--- What is expected ---
Read the entries below and pull out each line with the string "vertex".

Recorded data
>>>

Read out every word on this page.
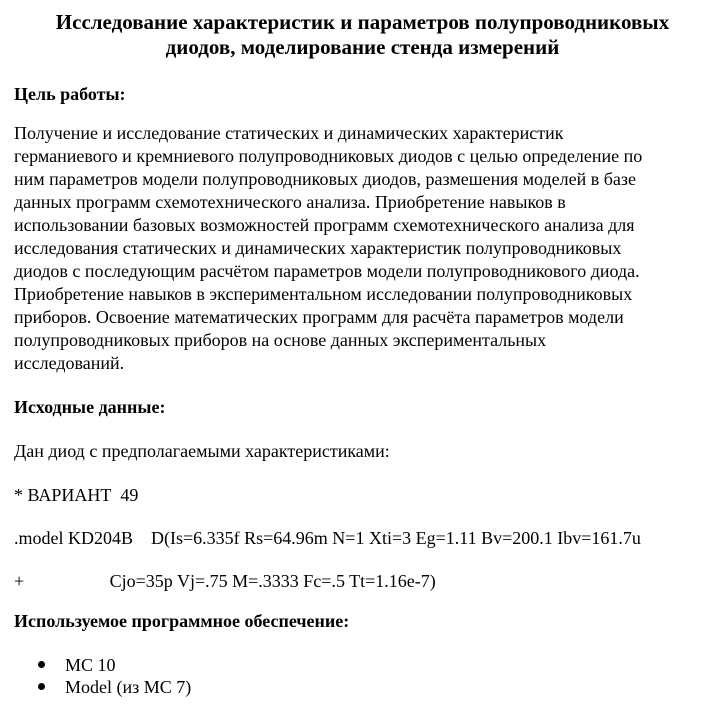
Исследование характеристик и параметров полупроводниковых
диодов, моделирование стенда измерений
Цель работы:

Получение и исследование статических и динамических характеристик
германиевого и кремниевого полупроводниковых диодов с целью определение по
ним параметров модели полупроводниковых диодов, размешения моделей в базе
данных программ схемотехнического анализа. Приобретение навыков в
использовании базовых возможностей программ схемотехнического анализа для
исследования статических и динамических характеристик полупроводниковых
диодов с последующим расчётом параметров модели полупроводникового диода.
Приобретение навыков в экспериментальном исследовании полупроводниковых
приборов. Освоение математических программ для расчёта параметров модели
полупроводниковых приборов на основе данных экспериментальных
исследований.

Исходные данные:

Дан диод с предполагаемыми характеристиками:

* ВАРИАНТ  49

.model KD204B    D(Is=6.335f Rs=64.96m N=1 Xti=3 Eg=1.11 Bv=200.1 Ibv=161.7u

+                   Cjo=35p Vj=.75 M=.3333 Fc=.5 Tt=1.16e-7)

Используемое программное обеспечение:
MC 10
Model (из MC 7)
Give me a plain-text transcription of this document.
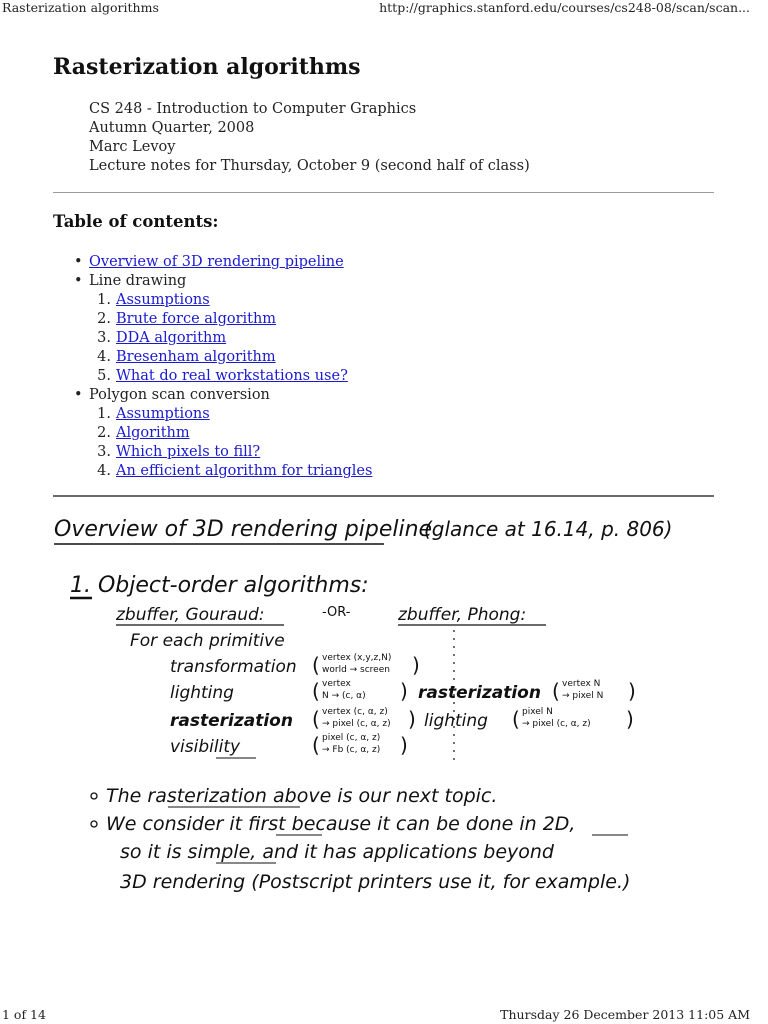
Rasterization algorithms	http://graphics.stanford.edu/courses/cs248-08/scan/scan...
Rasterization algorithms
CS 248 - Introduction to Computer Graphics
Autumn Quarter, 2008
Marc Levoy
Lecture notes for Thursday, October 9 (second half of class)
Table of contents:
• Overview of 3D rendering pipeline
• Line drawing
1. Assumptions
2. Brute force algorithm
3. DDA algorithm
4. Bresenham algorithm
5. What do real workstations use?
• Polygon scan conversion
1. Assumptions
2. Algorithm
3. Which pixels to fill?
4. An efficient algorithm for triangles
Overview of 3D rendering pipeline
(glance at 16.14, p. 806)
1. Object-order algorithms:
zbuffer, Gouraud:	-OR-	zbuffer, Phong:
For each primitive
transformation
lighting
rasterization
visibility
( vertex (x,y,z,N)
world → screen )
( vertex
N → (c, α) )
( vertex (c, α, z)
→ pixel (c, α, z) )
( pixel (c, α, z)
→ Fb (c, α, z) )
rasterization
lighting
( vertex N
→ pixel N )
( pixel N
→ pixel (c, α, z) )
The rasterization above is our next topic.
We consider it first because it can be done in 2D,
so it is simple, and it has applications beyond
3D rendering (Postscript printers use it, for example.)
1 of 14	Thursday 26 December 2013 11:05 AM
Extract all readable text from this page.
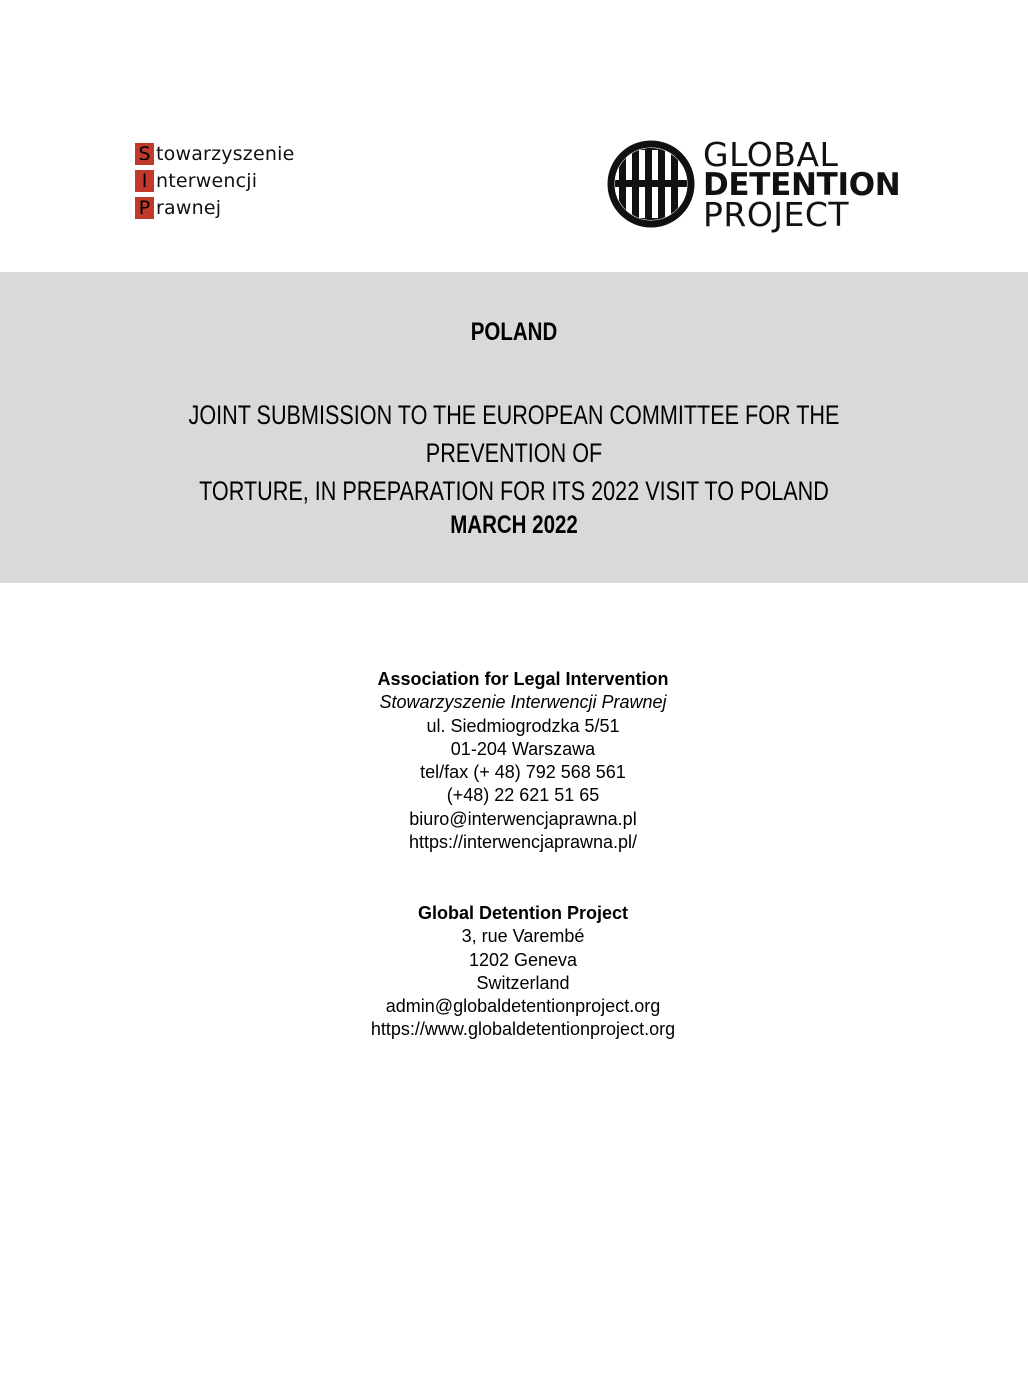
S towarzyszenie
I nterwencji
P rawnej
GLOBAL
DETENTION
PROJECT
POLAND
JOINT SUBMISSION TO THE EUROPEAN COMMITTEE FOR THE PREVENTION OF
TORTURE, IN PREPARATION FOR ITS 2022 VISIT TO POLAND
MARCH 2022
Association for Legal Intervention
Stowarzyszenie Interwencji Prawnej
ul. Siedmiogrodzka 5/51
01-204 Warszawa
tel/fax (+ 48) 792 568 561
(+48) 22 621 51 65
biuro@interwencjaprawna.pl
https://interwencjaprawna.pl/
Global Detention Project
3, rue Varembé
1202 Geneva
Switzerland
admin@globaldetentionproject.org
https://www.globaldetentionproject.org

<<<

--- Answer below ---
( vertex (x,y,z,N)
( vertex
( vertex (c, α, z)
( vertex N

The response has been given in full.